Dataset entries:
══════

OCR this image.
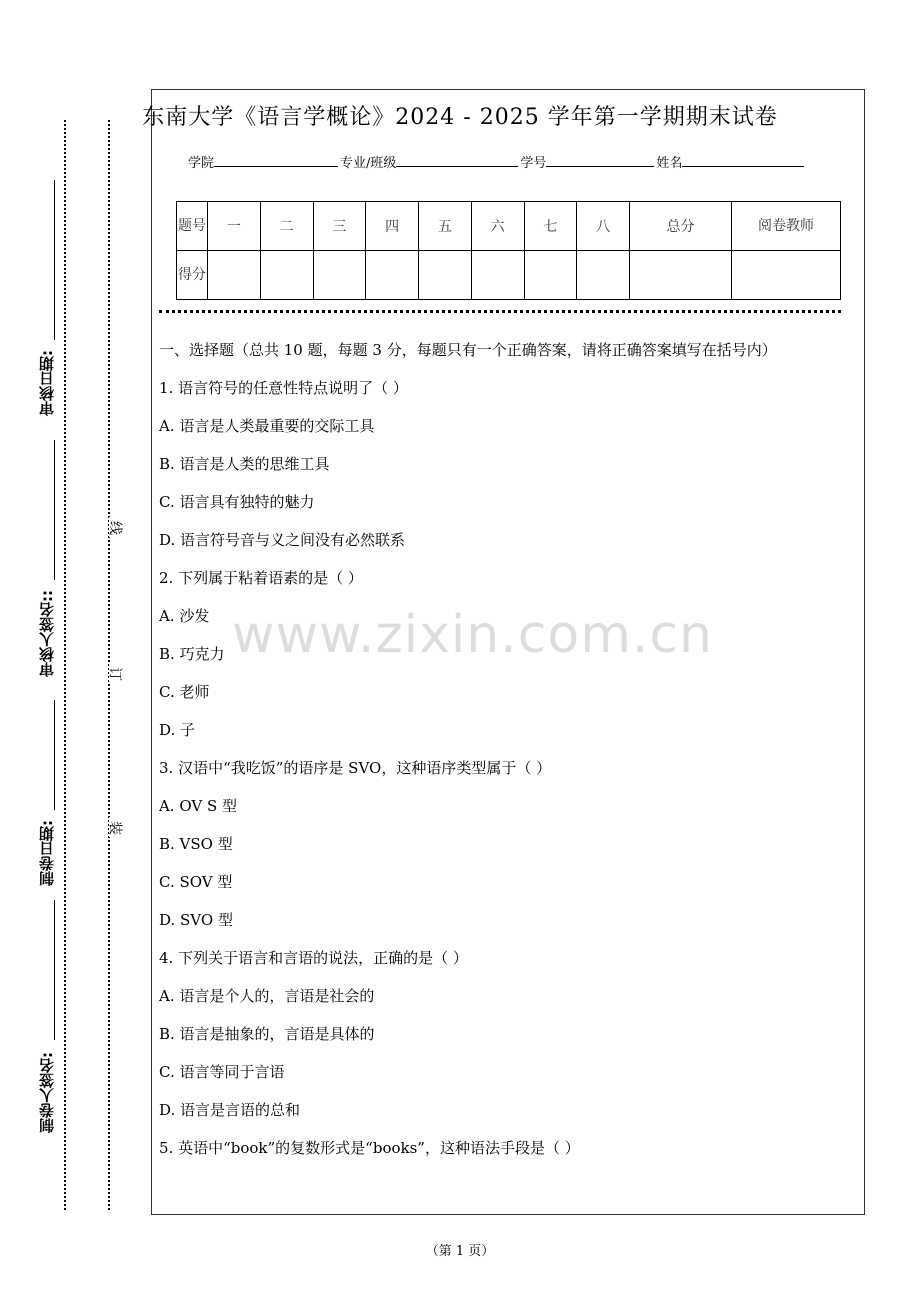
审核日期:
审核人签名::
制卷日期:
制卷人签名:
线
订
装
东南大学《语言学概论》2024 - 2025 学年第一学期期末试卷
学院	专业/班级	学号	姓名
题号	一	二	三	四	五	六	七	八	总分	阅卷教师
得分										
www.zixin.com.cn
一、选择题（总共 10 题，每题 3 分，每题只有一个正确答案，请将正确答案填写在括号内）
1. 语言符号的任意性特点说明了（ ）
A. 语言是人类最重要的交际工具
B. 语言是人类的思维工具
C. 语言具有独特的魅力
D. 语言符号音与义之间没有必然联系
2. 下列属于粘着语素的是（ ）
A. 沙发
B. 巧克力
C. 老师
D. 子
3. 汉语中“我吃饭”的语序是 SVO，这种语序类型属于（ ）
A. OV S 型
B. VSO 型
C. SOV 型
D. SVO 型
4. 下列关于语言和言语的说法，正确的是（ ）
A. 语言是个人的，言语是社会的
B. 语言是抽象的，言语是具体的
C. 语言等同于言语
D. 语言是言语的总和
5. 英语中“book”的复数形式是“books”，这种语法手段是（ ）
（第 1 页）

══════

**REQUEST:** Above are records to transcribe exactly; leave their pictures out.

**SOLUTION FOR THIS PROBLEM:**
OCR this image.
审核日期:
审核人签名::
制卷日期:
制卷人签名:
线
订
装
东南大学《语言学概论》2024 - 2025 学年第一学期期末试卷
学院	专业/班级	学号	姓名
题号	一	二	三	四	五	六	七	八	总分	阅卷教师
得分										
www.zixin.com.cn
一、选择题（总共 10 题，每题 3 分，每题只有一个正确答案，请将正确答案填写在括号内）
1. 语言符号的任意性特点说明了（ ）
A. 语言是人类最重要的交际工具
B. 语言是人类的思维工具
C. 语言具有独特的魅力
D. 语言符号音与义之间没有必然联系
2. 下列属于粘着语素的是（ ）
A. 沙发
B. 巧克力
C. 老师
D. 子
3. 汉语中“我吃饭”的语序是 SVO，这种语序类型属于（ ）
A. OV S 型
B. VSO 型
C. SOV 型
D. SVO 型
4. 下列关于语言和言语的说法，正确的是（ ）
A. 语言是个人的，言语是社会的
B. 语言是抽象的，言语是具体的
C. 语言等同于言语
D. 语言是言语的总和
5. 英语中“book”的复数形式是“books”，这种语法手段是（ ）
（第 1 页）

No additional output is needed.